## Begin DATASET CONTENT

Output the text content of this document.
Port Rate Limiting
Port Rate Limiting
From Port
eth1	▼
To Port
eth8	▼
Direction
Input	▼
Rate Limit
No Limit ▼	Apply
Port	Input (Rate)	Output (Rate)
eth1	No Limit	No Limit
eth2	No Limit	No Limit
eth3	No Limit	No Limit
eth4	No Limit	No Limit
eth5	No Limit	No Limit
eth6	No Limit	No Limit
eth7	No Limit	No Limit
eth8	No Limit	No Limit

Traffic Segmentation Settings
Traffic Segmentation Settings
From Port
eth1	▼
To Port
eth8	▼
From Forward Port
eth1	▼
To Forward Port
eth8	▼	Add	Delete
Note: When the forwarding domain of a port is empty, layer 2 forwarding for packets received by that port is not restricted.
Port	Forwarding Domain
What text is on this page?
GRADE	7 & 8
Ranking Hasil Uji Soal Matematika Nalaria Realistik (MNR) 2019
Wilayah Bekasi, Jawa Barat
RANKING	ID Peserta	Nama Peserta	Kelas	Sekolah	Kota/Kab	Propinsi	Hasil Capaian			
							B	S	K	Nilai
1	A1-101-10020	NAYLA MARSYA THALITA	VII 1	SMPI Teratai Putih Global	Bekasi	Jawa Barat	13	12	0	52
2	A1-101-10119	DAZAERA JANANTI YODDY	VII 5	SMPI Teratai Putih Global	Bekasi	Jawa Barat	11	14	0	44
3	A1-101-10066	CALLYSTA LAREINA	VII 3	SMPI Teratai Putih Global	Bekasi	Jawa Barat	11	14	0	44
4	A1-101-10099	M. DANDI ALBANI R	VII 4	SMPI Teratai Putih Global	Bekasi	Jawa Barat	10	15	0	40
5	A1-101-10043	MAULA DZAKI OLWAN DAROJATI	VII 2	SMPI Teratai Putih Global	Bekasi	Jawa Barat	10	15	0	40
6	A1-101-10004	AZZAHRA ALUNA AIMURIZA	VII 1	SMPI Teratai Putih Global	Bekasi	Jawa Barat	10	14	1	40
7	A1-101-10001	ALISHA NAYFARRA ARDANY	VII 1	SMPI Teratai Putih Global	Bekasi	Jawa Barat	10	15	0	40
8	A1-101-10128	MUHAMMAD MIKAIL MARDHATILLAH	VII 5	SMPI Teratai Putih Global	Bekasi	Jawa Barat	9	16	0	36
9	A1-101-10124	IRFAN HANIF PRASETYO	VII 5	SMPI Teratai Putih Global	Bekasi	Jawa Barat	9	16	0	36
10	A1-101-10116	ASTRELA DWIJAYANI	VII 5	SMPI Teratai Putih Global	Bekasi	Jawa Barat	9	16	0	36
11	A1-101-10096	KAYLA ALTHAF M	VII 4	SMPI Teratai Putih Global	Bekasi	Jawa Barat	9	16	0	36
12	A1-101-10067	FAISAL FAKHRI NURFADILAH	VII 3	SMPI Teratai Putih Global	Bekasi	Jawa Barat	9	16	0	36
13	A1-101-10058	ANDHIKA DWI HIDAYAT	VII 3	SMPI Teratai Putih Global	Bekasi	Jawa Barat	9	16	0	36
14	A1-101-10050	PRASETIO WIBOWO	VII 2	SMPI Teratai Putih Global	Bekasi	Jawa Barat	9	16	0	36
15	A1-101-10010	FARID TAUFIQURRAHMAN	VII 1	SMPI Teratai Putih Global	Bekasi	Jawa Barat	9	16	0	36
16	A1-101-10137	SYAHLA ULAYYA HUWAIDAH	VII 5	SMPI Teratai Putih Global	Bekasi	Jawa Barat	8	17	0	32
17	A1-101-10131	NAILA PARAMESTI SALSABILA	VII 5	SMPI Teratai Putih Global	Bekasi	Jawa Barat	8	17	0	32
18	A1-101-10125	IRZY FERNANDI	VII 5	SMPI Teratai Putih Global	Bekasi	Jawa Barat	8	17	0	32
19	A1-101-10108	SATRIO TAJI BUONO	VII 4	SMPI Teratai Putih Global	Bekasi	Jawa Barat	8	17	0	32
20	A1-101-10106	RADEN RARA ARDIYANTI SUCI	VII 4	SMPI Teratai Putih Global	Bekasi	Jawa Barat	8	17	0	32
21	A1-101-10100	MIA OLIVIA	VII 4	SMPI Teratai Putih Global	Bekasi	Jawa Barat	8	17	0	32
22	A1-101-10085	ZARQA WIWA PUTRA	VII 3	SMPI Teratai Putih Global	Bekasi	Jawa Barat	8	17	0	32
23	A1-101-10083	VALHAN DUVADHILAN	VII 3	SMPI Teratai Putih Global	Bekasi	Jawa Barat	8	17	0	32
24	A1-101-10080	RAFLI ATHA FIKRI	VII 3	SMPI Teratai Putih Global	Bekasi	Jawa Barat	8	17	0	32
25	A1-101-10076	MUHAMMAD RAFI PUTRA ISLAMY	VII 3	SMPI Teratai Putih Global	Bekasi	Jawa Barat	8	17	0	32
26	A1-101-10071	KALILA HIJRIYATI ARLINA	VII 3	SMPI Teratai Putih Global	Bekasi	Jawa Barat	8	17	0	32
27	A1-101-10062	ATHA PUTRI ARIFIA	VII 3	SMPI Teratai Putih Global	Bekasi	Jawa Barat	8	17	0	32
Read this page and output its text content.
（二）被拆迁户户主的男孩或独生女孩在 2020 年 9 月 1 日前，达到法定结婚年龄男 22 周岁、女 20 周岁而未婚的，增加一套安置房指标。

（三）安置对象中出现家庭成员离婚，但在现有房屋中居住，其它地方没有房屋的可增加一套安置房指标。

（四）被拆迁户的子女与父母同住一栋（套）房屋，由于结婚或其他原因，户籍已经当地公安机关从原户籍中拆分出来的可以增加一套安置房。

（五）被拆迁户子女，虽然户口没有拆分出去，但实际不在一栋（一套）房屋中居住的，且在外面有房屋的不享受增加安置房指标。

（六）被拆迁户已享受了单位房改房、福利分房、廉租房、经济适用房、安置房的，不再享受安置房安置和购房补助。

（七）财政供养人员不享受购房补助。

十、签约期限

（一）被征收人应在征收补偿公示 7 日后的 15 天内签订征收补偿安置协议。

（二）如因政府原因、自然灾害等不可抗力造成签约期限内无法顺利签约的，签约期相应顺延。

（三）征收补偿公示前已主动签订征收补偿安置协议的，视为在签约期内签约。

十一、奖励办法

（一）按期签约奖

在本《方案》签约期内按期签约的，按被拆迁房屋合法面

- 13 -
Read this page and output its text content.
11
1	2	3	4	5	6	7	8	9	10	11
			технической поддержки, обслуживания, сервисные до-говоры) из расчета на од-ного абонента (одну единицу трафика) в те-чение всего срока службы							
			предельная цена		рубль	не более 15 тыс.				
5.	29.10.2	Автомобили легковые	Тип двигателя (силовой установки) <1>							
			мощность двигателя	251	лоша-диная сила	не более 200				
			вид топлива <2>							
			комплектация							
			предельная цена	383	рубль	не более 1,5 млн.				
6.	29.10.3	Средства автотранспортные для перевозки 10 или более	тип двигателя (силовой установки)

## End DATASET CONTENT

▶ [WRITTEN INSTRUCTION]: Identify every line where the string "двигателя" appears.

▶ [RESPONSE]:
5.	29.10.2	Автомобили легковые	Тип двигателя (силовой установки) <1>							
			мощность двигателя	251	лоша-диная сила	не более 200				
6.	29.10.3	Средства автотранспортные для перевозки 10 или более	тип двигателя (силовой установки)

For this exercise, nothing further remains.